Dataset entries
::::

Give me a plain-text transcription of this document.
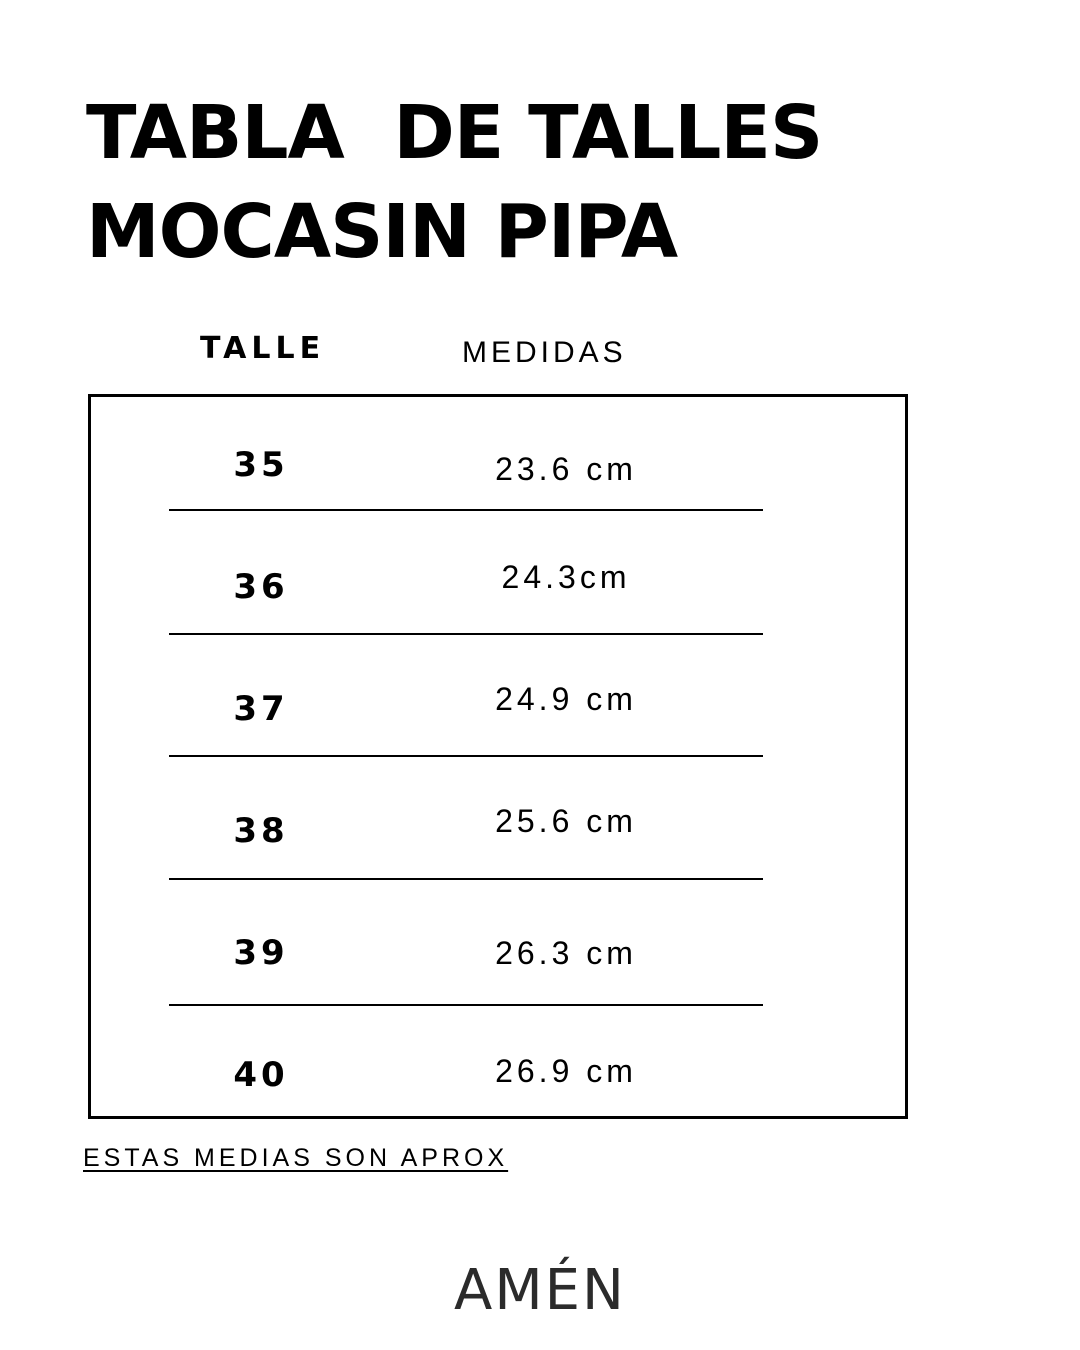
TABLA  DE TALLES
MOCASIN PIPA
TALLE	MEDIDAS
35	23.6 cm
36	24.3cm
37	24.9 cm
38	25.6 cm
39	26.3 cm
40	26.9 cm
ESTAS MEDIAS SON APROX
AMÉN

::::

DIRECTIVE
Quote the data exactly, leaving every image out of the copy.

FINAL RESULT
Give me a plain-text transcription of this document.
TABLA  DE TALLES
MOCASIN PIPA
TALLE	MEDIDAS
35	23.6 cm
36	24.3cm
37	24.9 cm
38	25.6 cm
39	26.3 cm
40	26.9 cm
ESTAS MEDIAS SON APROX
AMÉN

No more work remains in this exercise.